WHAT THE TASK REQUIRES: Are you able to quote each entry exactly as written?

RECORDS SHOWN:
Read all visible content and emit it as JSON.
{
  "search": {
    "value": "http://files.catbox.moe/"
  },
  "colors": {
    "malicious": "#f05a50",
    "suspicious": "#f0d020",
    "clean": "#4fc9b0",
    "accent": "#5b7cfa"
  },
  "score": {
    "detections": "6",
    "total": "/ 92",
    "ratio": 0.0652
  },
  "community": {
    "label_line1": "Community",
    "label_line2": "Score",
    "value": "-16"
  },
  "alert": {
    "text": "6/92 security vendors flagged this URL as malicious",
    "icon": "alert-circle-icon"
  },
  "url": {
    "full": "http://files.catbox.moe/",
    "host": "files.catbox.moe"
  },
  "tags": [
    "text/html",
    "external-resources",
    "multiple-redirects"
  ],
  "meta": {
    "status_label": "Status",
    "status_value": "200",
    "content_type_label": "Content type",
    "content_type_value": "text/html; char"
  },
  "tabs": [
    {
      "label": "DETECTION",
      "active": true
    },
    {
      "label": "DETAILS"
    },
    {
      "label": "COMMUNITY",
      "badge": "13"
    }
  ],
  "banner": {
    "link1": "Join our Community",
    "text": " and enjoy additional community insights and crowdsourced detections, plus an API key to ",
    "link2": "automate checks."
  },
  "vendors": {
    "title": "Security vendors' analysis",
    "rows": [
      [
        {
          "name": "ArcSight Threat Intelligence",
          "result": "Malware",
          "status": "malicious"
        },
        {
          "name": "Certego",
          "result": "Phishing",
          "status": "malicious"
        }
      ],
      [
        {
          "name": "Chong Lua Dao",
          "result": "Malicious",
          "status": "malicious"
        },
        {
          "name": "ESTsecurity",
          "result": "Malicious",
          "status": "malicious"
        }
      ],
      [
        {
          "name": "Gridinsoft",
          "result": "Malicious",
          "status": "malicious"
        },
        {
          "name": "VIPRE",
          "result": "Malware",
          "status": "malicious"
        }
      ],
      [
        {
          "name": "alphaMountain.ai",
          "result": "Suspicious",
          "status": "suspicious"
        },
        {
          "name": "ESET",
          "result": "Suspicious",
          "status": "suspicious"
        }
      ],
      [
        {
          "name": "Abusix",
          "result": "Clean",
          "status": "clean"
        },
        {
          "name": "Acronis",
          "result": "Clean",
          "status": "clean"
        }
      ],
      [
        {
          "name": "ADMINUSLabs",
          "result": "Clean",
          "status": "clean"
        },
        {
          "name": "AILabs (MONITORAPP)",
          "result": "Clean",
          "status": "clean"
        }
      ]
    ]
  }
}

RESULT FOR THIS EXERCISE:
Read all visible content and emit it as JSON.
{
  "search": {
    "value": "http://files.catbox.moe/"
  },
  "colors": {
    "malicious": "#f05a50",
    "suspicious": "#f0d020",
    "clean": "#4fc9b0",
    "accent": "#5b7cfa"
  },
  "score": {
    "detections": "6",
    "total": "/ 92",
    "ratio": 0.0652
  },
  "community": {
    "label_line1": "Community",
    "label_line2": "Score",
    "value": "-16"
  },
  "alert": {
    "text": "6/92 security vendors flagged this URL as malicious",
    "icon": "alert-circle-icon"
  },
  "url": {
    "full": "http://files.catbox.moe/",
    "host": "files.catbox.moe"
  },
  "tags": [
    "text/html",
    "external-resources",
    "multiple-redirects"
  ],
  "meta": {
    "status_label": "Status",
    "status_value": "200",
    "content_type_label": "Content type",
    "content_type_value": "text/html; char"
  },
  "tabs": [
    {
      "label": "DETECTION",
      "active": true
    },
    {
      "label": "DETAILS"
    },
    {
      "label": "COMMUNITY",
      "badge": "13"
    }
  ],
  "banner": {
    "link1": "Join our Community",
    "text": " and enjoy additional community insights and crowdsourced detections, plus an API key to ",
    "link2": "automate checks."
  },
  "vendors": {
    "title": "Security vendors' analysis",
    "rows": [
      [
        {
          "name": "ArcSight Threat Intelligence",
          "result": "Malware",
          "status": "malicious"
        },
        {
          "name": "Certego",
          "result": "Phishing",
          "status": "malicious"
        }
      ],
      [
        {
          "name": "Chong Lua Dao",
          "result": "Malicious",
          "status": "malicious"
        },
        {
          "name": "ESTsecurity",
          "result": "Malicious",
          "status": "malicious"
        }
      ],
      [
        {
          "name": "Gridinsoft",
          "result": "Malicious",
          "status": "malicious"
        },
        {
          "name": "VIPRE",
          "result": "Malware",
          "status": "malicious"
        }
      ],
      [
        {
          "name": "alphaMountain.ai",
          "result": "Suspicious",
          "status": "suspicious"
        },
        {
          "name": "ESET",
          "result": "Suspicious",
          "status": "suspicious"
        }
      ],
      [
        {
          "name": "Abusix",
          "result": "Clean",
          "status": "clean"
        },
        {
          "name": "Acronis",
          "result": "Clean",
          "status": "clean"
        }
      ],
      [
        {
          "name": "ADMINUSLabs",
          "result": "Clean",
          "status": "clean"
        },
        {
          "name": "AILabs (MONITORAPP)",
          "result": "Clean",
          "status": "clean"
        }
      ]
    ]
  }
}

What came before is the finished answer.